Dataset records
◆ ◆ ◆ ◆

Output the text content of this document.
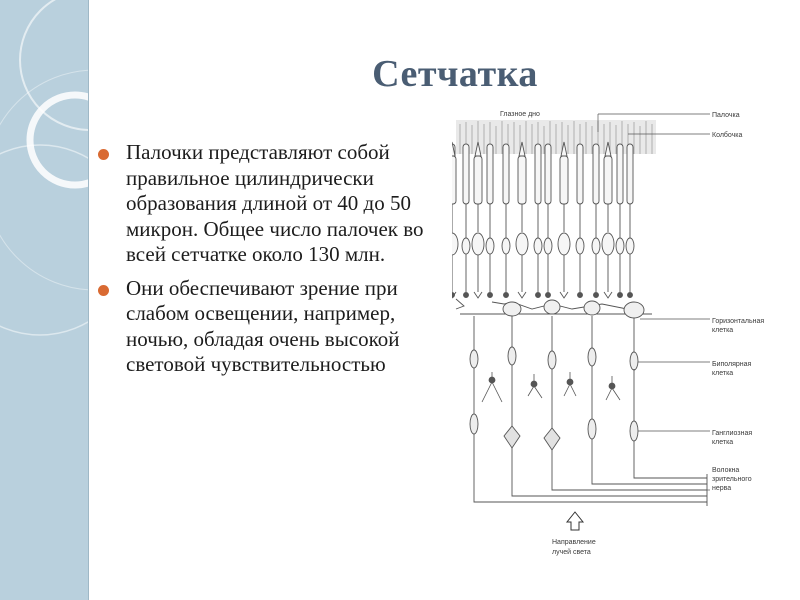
Сетчатка
Палочки представляют собой правильное цилиндрически образования длиной от 40 до 50 микрон. Общее число палочек во всей сетчатке около 130 млн.
Они обеспечивают зрение при слабом освещении, например, ночью, обладая очень высокой световой чувствительностью
Глазное дно	Палочка
Колбочка
Горизонтальная
клетка
Биполярная
клетка
Ганглиозная
клетка
Волокна
зрительного
нерва
Направление
лучей света
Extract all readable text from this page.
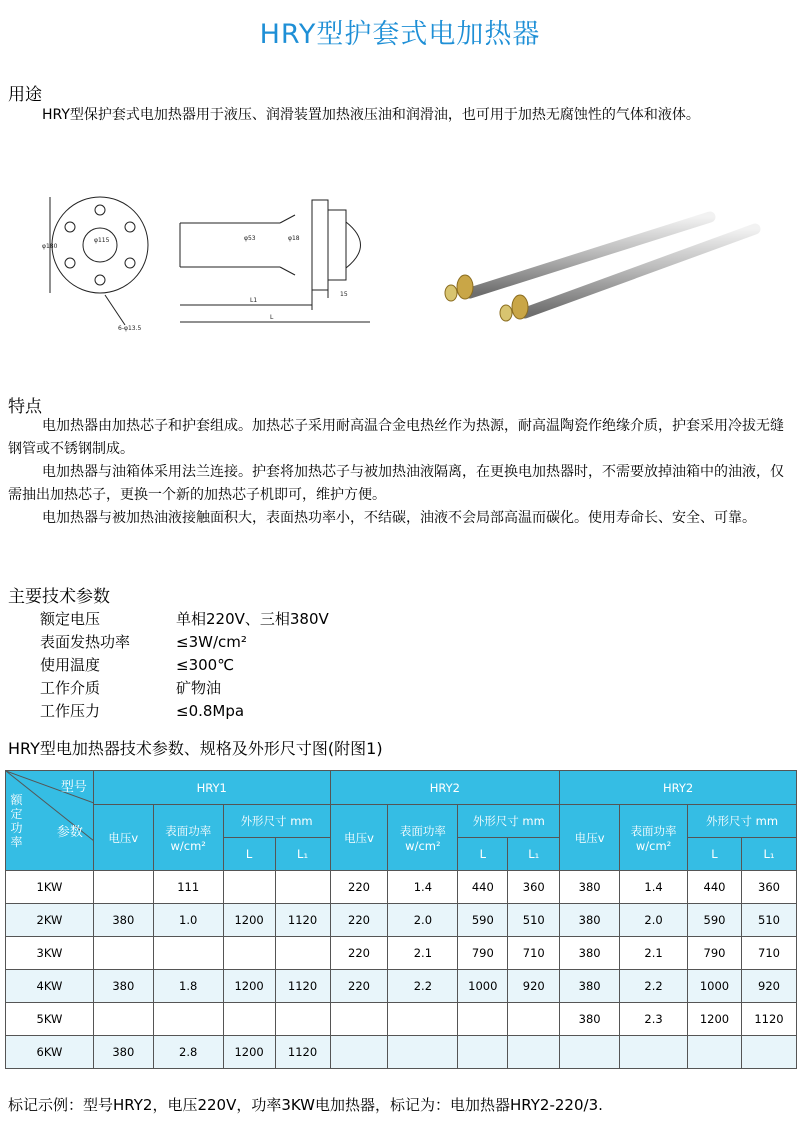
HRY型护套式电加热器
用途
HRY型保护套式电加热器用于液压、润滑装置加热液压油和润滑油，也可用于加热无腐蚀性的气体和液体。
φ180
φ115	φ53	φ18
L1
L
15
6-φ13.5
特点
电加热器由加热芯子和护套组成。加热芯子采用耐高温合金电热丝作为热源，耐高温陶瓷作绝缘介质，护套采用冷拔无缝钢管或不锈钢制成。
电加热器与油箱体采用法兰连接。护套将加热芯子与被加热油液隔离，在更换电加热器时，不需要放掉油箱中的油液，仅需抽出加热芯子，更换一个新的加热芯子机即可，维护方便。
电加热器与被加热油液接触面积大，表面热功率小，不结碳，油液不会局部高温而碳化。使用寿命长、安全、可靠。
主要技术参数
额定电压	单相220V、三相380V
表面发热功率	≤3W/cm²
使用温度	≤300℃
工作介质	矿物油
工作压力	≤0.8Mpa
HRY型电加热器技术参数、规格及外形尺寸图(附图1)
型号
参数
额定功率	HRY1				HRY2				HRY2			
	电压v	表面功率w/cm²	外形尺寸 mm		电压v	表面功率w/cm²	外形尺寸 mm		电压v	表面功率w/cm²	外形尺寸 mm	
			L	L₁			L	L₁			L	L₁
1KW		111			220	1.4	440	360	380	1.4	440	360
2KW	380	1.0	1200	1120	220	2.0	590	510	380	2.0	590	510
3KW					220	2.1	790	710	380	2.1	790	710
4KW	380	1.8	1200	1120	220	2.2	1000	920	380	2.2	1000	920
5KW									380	2.3	1200	1120
6KW	380	2.8	1200	1120								
标记示例：型号HRY2，电压220V，功率3KW电加热器，标记为：电加热器HRY2-220/3.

◆ ◆ ◆ ◆

▶ _GIVEN EXERCISE_
Reproduce each line exactly, please, except for any pictures.

▶ _ANSWER IN FULL_
Output the text content of this document.
Сетчатка
Палочки представляют собой правильное цилиндрически образования длиной от 40 до 50 микрон. Общее число палочек во всей сетчатке около 130 млн.
Они обеспечивают зрение при слабом освещении, например, ночью, обладая очень высокой световой чувствительностью
Глазное дно	Палочка
Колбочка
Горизонтальная
клетка
Биполярная
клетка
Ганглиозная
клетка
Волокна
зрительного
нерва
Направление
лучей света
Extract all readable text from this page.
HRY型护套式电加热器
用途
HRY型保护套式电加热器用于液压、润滑装置加热液压油和润滑油，也可用于加热无腐蚀性的气体和液体。
φ180
φ115	φ53	φ18
L1
L
15
6-φ13.5
特点
电加热器由加热芯子和护套组成。加热芯子采用耐高温合金电热丝作为热源，耐高温陶瓷作绝缘介质，护套采用冷拔无缝钢管或不锈钢制成。
电加热器与油箱体采用法兰连接。护套将加热芯子与被加热油液隔离，在更换电加热器时，不需要放掉油箱中的油液，仅需抽出加热芯子，更换一个新的加热芯子机即可，维护方便。
电加热器与被加热油液接触面积大，表面热功率小，不结碳，油液不会局部高温而碳化。使用寿命长、安全、可靠。
主要技术参数
额定电压	单相220V、三相380V
表面发热功率	≤3W/cm²
使用温度	≤300℃
工作介质	矿物油
工作压力	≤0.8Mpa
HRY型电加热器技术参数、规格及外形尺寸图(附图1)
型号
参数
额定功率	HRY1				HRY2				HRY2			
	电压v	表面功率w/cm²	外形尺寸 mm		电压v	表面功率w/cm²	外形尺寸 mm		电压v	表面功率w/cm²	外形尺寸 mm	
			L	L₁			L	L₁			L	L₁
1KW		111			220	1.4	440	360	380	1.4	440	360
2KW	380	1.0	1200	1120	220	2.0	590	510	380	2.0	590	510
3KW					220	2.1	790	710	380	2.1	790	710
4KW	380	1.8	1200	1120	220	2.2	1000	920	380	2.2	1000	920
5KW									380	2.3	1200	1120
6KW	380	2.8	1200	1120								
标记示例：型号HRY2，电压220V，功率3KW电加热器，标记为：电加热器HRY2-220/3.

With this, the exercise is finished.